REQUIREMENT -> Write the material out again in full, exactly.

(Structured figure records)
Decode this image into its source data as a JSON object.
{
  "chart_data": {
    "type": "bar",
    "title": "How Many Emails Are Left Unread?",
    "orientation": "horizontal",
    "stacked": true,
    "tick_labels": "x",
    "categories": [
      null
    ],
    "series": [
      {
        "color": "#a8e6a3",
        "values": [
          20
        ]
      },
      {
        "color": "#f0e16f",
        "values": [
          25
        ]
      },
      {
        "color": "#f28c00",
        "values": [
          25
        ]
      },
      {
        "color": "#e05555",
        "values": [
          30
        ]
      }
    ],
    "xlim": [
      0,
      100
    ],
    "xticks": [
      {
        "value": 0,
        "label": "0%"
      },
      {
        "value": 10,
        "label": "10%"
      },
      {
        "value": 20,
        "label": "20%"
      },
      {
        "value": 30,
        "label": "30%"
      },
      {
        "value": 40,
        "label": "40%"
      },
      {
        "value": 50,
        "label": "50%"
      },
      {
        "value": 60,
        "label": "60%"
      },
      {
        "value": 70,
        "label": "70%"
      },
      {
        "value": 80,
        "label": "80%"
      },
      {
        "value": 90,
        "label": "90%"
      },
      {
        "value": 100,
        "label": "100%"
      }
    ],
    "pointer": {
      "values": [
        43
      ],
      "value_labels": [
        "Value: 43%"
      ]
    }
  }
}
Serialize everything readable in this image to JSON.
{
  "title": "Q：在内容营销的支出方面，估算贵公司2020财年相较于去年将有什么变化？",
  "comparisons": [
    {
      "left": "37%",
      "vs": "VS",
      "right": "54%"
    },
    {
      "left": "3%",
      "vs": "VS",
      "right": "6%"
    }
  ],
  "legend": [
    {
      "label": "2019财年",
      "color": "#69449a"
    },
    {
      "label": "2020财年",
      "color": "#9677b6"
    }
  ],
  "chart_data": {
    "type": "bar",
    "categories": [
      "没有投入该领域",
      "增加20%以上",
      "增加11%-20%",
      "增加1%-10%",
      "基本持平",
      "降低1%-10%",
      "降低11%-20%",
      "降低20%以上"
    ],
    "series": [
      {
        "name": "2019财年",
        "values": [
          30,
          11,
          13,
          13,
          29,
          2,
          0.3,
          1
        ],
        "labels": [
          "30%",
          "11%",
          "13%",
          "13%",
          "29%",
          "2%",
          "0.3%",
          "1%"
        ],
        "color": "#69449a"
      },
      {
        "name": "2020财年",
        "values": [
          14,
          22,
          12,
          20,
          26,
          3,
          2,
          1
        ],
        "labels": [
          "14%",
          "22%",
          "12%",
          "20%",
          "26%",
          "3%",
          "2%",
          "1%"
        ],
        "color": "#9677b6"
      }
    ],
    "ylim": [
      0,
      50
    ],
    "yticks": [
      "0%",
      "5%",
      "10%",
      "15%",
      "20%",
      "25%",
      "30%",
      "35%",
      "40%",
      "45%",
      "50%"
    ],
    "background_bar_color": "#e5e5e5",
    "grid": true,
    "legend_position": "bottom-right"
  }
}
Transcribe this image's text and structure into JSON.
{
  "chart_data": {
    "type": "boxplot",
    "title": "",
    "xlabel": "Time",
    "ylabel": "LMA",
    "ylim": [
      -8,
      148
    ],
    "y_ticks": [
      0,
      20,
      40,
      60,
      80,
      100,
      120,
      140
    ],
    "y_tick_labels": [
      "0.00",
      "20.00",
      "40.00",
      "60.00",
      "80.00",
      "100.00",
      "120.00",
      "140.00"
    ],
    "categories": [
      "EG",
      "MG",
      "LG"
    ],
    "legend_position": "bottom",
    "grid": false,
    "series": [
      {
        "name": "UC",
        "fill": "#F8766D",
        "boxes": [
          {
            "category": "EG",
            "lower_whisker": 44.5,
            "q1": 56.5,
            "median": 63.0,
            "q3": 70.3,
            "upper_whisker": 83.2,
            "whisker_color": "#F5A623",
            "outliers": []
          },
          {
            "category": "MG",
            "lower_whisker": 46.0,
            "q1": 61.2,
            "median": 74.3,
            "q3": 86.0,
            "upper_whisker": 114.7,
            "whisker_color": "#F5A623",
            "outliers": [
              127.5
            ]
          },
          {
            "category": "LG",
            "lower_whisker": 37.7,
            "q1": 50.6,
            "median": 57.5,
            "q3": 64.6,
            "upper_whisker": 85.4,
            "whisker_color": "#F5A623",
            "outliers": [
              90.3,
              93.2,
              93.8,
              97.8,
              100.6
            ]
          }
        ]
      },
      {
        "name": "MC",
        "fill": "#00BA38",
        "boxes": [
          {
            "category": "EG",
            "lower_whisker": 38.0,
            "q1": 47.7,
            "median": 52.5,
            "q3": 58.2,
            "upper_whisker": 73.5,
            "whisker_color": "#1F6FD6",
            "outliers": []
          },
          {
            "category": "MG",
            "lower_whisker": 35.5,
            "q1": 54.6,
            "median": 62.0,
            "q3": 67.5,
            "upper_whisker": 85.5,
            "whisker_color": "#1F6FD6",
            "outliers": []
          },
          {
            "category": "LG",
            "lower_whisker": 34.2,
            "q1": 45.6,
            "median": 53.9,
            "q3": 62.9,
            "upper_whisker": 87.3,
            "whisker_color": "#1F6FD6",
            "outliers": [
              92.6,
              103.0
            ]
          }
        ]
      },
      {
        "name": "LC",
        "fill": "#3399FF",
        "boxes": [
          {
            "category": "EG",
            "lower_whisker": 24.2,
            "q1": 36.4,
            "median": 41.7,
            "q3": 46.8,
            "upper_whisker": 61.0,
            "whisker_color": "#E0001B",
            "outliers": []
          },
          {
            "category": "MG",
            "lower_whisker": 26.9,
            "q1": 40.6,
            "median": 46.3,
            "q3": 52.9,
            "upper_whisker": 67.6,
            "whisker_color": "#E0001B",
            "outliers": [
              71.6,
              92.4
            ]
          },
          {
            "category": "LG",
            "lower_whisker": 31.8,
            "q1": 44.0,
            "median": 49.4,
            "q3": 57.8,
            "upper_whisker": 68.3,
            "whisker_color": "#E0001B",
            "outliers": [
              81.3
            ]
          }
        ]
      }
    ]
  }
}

RESULT FOR THIS TASK ->
Decode this image into its source data as a JSON object.
{
  "chart_data": {
    "type": "bar",
    "title": "How Many Emails Are Left Unread?",
    "orientation": "horizontal",
    "stacked": true,
    "tick_labels": "x",
    "categories": [
      null
    ],
    "series": [
      {
        "color": "#a8e6a3",
        "values": [
          20
        ]
      },
      {
        "color": "#f0e16f",
        "values": [
          25
        ]
      },
      {
        "color": "#f28c00",
        "values": [
          25
        ]
      },
      {
        "color": "#e05555",
        "values": [
          30
        ]
      }
    ],
    "xlim": [
      0,
      100
    ],
    "xticks": [
      {
        "value": 0,
        "label": "0%"
      },
      {
        "value": 10,
        "label": "10%"
      },
      {
        "value": 20,
        "label": "20%"
      },
      {
        "value": 30,
        "label": "30%"
      },
      {
        "value": 40,
        "label": "40%"
      },
      {
        "value": 50,
        "label": "50%"
      },
      {
        "value": 60,
        "label": "60%"
      },
      {
        "value": 70,
        "label": "70%"
      },
      {
        "value": 80,
        "label": "80%"
      },
      {
        "value": 90,
        "label": "90%"
      },
      {
        "value": 100,
        "label": "100%"
      }
    ],
    "pointer": {
      "values": [
        43
      ],
      "value_labels": [
        "Value: 43%"
      ]
    }
  }
}
Serialize everything readable in this image to JSON.
{
  "title": "Q：在内容营销的支出方面，估算贵公司2020财年相较于去年将有什么变化？",
  "comparisons": [
    {
      "left": "37%",
      "vs": "VS",
      "right": "54%"
    },
    {
      "left": "3%",
      "vs": "VS",
      "right": "6%"
    }
  ],
  "legend": [
    {
      "label": "2019财年",
      "color": "#69449a"
    },
    {
      "label": "2020财年",
      "color": "#9677b6"
    }
  ],
  "chart_data": {
    "type": "bar",
    "categories": [
      "没有投入该领域",
      "增加20%以上",
      "增加11%-20%",
      "增加1%-10%",
      "基本持平",
      "降低1%-10%",
      "降低11%-20%",
      "降低20%以上"
    ],
    "series": [
      {
        "name": "2019财年",
        "values": [
          30,
          11,
          13,
          13,
          29,
          2,
          0.3,
          1
        ],
        "labels": [
          "30%",
          "11%",
          "13%",
          "13%",
          "29%",
          "2%",
          "0.3%",
          "1%"
        ],
        "color": "#69449a"
      },
      {
        "name": "2020财年",
        "values": [
          14,
          22,
          12,
          20,
          26,
          3,
          2,
          1
        ],
        "labels": [
          "14%",
          "22%",
          "12%",
          "20%",
          "26%",
          "3%",
          "2%",
          "1%"
        ],
        "color": "#9677b6"
      }
    ],
    "ylim": [
      0,
      50
    ],
    "yticks": [
      "0%",
      "5%",
      "10%",
      "15%",
      "20%",
      "25%",
      "30%",
      "35%",
      "40%",
      "45%",
      "50%"
    ],
    "background_bar_color": "#e5e5e5",
    "grid": true,
    "legend_position": "bottom-right"
  }
}
Transcribe this image's text and structure into JSON.
{
  "chart_data": {
    "type": "boxplot",
    "title": "",
    "xlabel": "Time",
    "ylabel": "LMA",
    "ylim": [
      -8,
      148
    ],
    "y_ticks": [
      0,
      20,
      40,
      60,
      80,
      100,
      120,
      140
    ],
    "y_tick_labels": [
      "0.00",
      "20.00",
      "40.00",
      "60.00",
      "80.00",
      "100.00",
      "120.00",
      "140.00"
    ],
    "categories": [
      "EG",
      "MG",
      "LG"
    ],
    "legend_position": "bottom",
    "grid": false,
    "series": [
      {
        "name": "UC",
        "fill": "#F8766D",
        "boxes": [
          {
            "category": "EG",
            "lower_whisker": 44.5,
            "q1": 56.5,
            "median": 63.0,
            "q3": 70.3,
            "upper_whisker": 83.2,
            "whisker_color": "#F5A623",
            "outliers": []
          },
          {
            "category": "MG",
            "lower_whisker": 46.0,
            "q1": 61.2,
            "median": 74.3,
            "q3": 86.0,
            "upper_whisker": 114.7,
            "whisker_color": "#F5A623",
            "outliers": [
              127.5
            ]
          },
          {
            "category": "LG",
            "lower_whisker": 37.7,
            "q1": 50.6,
            "median": 57.5,
            "q3": 64.6,
            "upper_whisker": 85.4,
            "whisker_color": "#F5A623",
            "outliers": [
              90.3,
              93.2,
              93.8,
              97.8,
              100.6
            ]
          }
        ]
      },
      {
        "name": "MC",
        "fill": "#00BA38",
        "boxes": [
          {
            "category": "EG",
            "lower_whisker": 38.0,
            "q1": 47.7,
            "median": 52.5,
            "q3": 58.2,
            "upper_whisker": 73.5,
            "whisker_color": "#1F6FD6",
            "outliers": []
          },
          {
            "category": "MG",
            "lower_whisker": 35.5,
            "q1": 54.6,
            "median": 62.0,
            "q3": 67.5,
            "upper_whisker": 85.5,
            "whisker_color": "#1F6FD6",
            "outliers": []
          },
          {
            "category": "LG",
            "lower_whisker": 34.2,
            "q1": 45.6,
            "median": 53.9,
            "q3": 62.9,
            "upper_whisker": 87.3,
            "whisker_color": "#1F6FD6",
            "outliers": [
              92.6,
              103.0
            ]
          }
        ]
      },
      {
        "name": "LC",
        "fill": "#3399FF",
        "boxes": [
          {
            "category": "EG",
            "lower_whisker": 24.2,
            "q1": 36.4,
            "median": 41.7,
            "q3": 46.8,
            "upper_whisker": 61.0,
            "whisker_color": "#E0001B",
            "outliers": []
          },
          {
            "category": "MG",
            "lower_whisker": 26.9,
            "q1": 40.6,
            "median": 46.3,
            "q3": 52.9,
            "upper_whisker": 67.6,
            "whisker_color": "#E0001B",
            "outliers": [
              71.6,
              92.4
            ]
          },
          {
            "category": "LG",
            "lower_whisker": 31.8,
            "q1": 44.0,
            "median": 49.4,
            "q3": 57.8,
            "upper_whisker": 68.3,
            "whisker_color": "#E0001B",
            "outliers": [
              81.3
            ]
          }
        ]
      }
    ]
  }
}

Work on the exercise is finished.